- Data extract:
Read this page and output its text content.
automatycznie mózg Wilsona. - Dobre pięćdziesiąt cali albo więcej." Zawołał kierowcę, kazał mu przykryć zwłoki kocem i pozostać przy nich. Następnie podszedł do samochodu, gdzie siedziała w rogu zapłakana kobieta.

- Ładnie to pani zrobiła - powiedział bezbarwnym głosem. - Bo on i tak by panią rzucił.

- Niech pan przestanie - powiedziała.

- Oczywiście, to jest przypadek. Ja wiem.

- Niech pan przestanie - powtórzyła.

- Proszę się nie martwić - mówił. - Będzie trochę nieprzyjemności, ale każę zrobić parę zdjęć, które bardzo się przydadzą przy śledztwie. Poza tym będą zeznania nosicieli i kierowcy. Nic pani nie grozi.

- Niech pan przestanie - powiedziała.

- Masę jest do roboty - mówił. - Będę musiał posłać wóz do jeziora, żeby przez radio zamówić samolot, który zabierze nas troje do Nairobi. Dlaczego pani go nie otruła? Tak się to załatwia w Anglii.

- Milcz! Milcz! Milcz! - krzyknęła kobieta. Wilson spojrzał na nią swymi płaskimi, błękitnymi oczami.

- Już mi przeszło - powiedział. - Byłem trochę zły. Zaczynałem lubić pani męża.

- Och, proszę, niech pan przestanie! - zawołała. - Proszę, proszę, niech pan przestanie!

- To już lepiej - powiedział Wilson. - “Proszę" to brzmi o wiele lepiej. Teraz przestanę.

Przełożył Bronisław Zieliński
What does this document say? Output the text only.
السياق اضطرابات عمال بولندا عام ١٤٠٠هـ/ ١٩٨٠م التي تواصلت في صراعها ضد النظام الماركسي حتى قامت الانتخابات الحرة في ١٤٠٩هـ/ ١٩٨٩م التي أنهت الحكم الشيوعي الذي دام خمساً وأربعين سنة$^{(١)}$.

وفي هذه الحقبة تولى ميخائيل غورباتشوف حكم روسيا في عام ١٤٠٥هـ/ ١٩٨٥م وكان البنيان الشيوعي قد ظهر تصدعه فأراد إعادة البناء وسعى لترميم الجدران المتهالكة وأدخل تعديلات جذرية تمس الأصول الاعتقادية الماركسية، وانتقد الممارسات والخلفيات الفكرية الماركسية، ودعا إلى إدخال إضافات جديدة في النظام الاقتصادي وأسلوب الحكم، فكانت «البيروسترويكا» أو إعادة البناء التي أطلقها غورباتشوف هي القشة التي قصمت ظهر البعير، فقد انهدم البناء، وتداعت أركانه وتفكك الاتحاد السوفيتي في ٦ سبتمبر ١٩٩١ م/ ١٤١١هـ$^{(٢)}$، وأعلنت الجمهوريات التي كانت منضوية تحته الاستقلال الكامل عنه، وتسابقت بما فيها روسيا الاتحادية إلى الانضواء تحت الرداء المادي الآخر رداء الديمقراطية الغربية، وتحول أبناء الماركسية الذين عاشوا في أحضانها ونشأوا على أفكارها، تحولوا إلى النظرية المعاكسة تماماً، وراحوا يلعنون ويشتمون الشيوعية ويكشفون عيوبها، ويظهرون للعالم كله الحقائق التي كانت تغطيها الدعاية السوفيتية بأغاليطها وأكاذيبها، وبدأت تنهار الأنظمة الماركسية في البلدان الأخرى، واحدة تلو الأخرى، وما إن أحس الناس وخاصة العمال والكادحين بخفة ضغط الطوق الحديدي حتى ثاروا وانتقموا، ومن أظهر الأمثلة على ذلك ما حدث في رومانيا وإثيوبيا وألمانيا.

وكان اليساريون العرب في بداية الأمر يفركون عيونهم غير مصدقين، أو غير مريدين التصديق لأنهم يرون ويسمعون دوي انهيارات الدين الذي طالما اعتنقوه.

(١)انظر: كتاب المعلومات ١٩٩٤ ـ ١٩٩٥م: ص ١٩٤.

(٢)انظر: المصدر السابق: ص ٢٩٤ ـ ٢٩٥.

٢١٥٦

- Given problem: Faithfully reproduce all of the records, character for character.

- Result below:
Read this page and output its text content.
automatycznie mózg Wilsona. - Dobre pięćdziesiąt cali albo więcej." Zawołał kierowcę, kazał mu przykryć zwłoki kocem i pozostać przy nich. Następnie podszedł do samochodu, gdzie siedziała w rogu zapłakana kobieta.

- Ładnie to pani zrobiła - powiedział bezbarwnym głosem. - Bo on i tak by panią rzucił.

- Niech pan przestanie - powiedziała.

- Oczywiście, to jest przypadek. Ja wiem.

- Niech pan przestanie - powtórzyła.

- Proszę się nie martwić - mówił. - Będzie trochę nieprzyjemności, ale każę zrobić parę zdjęć, które bardzo się przydadzą przy śledztwie. Poza tym będą zeznania nosicieli i kierowcy. Nic pani nie grozi.

- Niech pan przestanie - powiedziała.

- Masę jest do roboty - mówił. - Będę musiał posłać wóz do jeziora, żeby przez radio zamówić samolot, który zabierze nas troje do Nairobi. Dlaczego pani go nie otruła? Tak się to załatwia w Anglii.

- Milcz! Milcz! Milcz! - krzyknęła kobieta. Wilson spojrzał na nią swymi płaskimi, błękitnymi oczami.

- Już mi przeszło - powiedział. - Byłem trochę zły. Zaczynałem lubić pani męża.

- Och, proszę, niech pan przestanie! - zawołała. - Proszę, proszę, niech pan przestanie!

- To już lepiej - powiedział Wilson. - “Proszę" to brzmi o wiele lepiej. Teraz przestanę.

Przełożył Bronisław Zieliński
What does this document say? Output the text only.
السياق اضطرابات عمال بولندا عام ١٤٠٠هـ/ ١٩٨٠م التي تواصلت في صراعها ضد النظام الماركسي حتى قامت الانتخابات الحرة في ١٤٠٩هـ/ ١٩٨٩م التي أنهت الحكم الشيوعي الذي دام خمساً وأربعين سنة$^{(١)}$.

وفي هذه الحقبة تولى ميخائيل غورباتشوف حكم روسيا في عام ١٤٠٥هـ/ ١٩٨٥م وكان البنيان الشيوعي قد ظهر تصدعه فأراد إعادة البناء وسعى لترميم الجدران المتهالكة وأدخل تعديلات جذرية تمس الأصول الاعتقادية الماركسية، وانتقد الممارسات والخلفيات الفكرية الماركسية، ودعا إلى إدخال إضافات جديدة في النظام الاقتصادي وأسلوب الحكم، فكانت «البيروسترويكا» أو إعادة البناء التي أطلقها غورباتشوف هي القشة التي قصمت ظهر البعير، فقد انهدم البناء، وتداعت أركانه وتفكك الاتحاد السوفيتي في ٦ سبتمبر ١٩٩١ م/ ١٤١١هـ$^{(٢)}$، وأعلنت الجمهوريات التي كانت منضوية تحته الاستقلال الكامل عنه، وتسابقت بما فيها روسيا الاتحادية إلى الانضواء تحت الرداء المادي الآخر رداء الديمقراطية الغربية، وتحول أبناء الماركسية الذين عاشوا في أحضانها ونشأوا على أفكارها، تحولوا إلى النظرية المعاكسة تماماً، وراحوا يلعنون ويشتمون الشيوعية ويكشفون عيوبها، ويظهرون للعالم كله الحقائق التي كانت تغطيها الدعاية السوفيتية بأغاليطها وأكاذيبها، وبدأت تنهار الأنظمة الماركسية في البلدان الأخرى، واحدة تلو الأخرى، وما إن أحس الناس وخاصة العمال والكادحين بخفة ضغط الطوق الحديدي حتى ثاروا وانتقموا، ومن أظهر الأمثلة على ذلك ما حدث في رومانيا وإثيوبيا وألمانيا.

وكان اليساريون العرب في بداية الأمر يفركون عيونهم غير مصدقين، أو غير مريدين التصديق لأنهم يرون ويسمعون دوي انهيارات الدين الذي طالما اعتنقوه.

(١)انظر: كتاب المعلومات ١٩٩٤ ـ ١٩٩٥م: ص ١٩٤.

(٢)انظر: المصدر السابق: ص ٢٩٤ ـ ٢٩٥.

٢١٥٦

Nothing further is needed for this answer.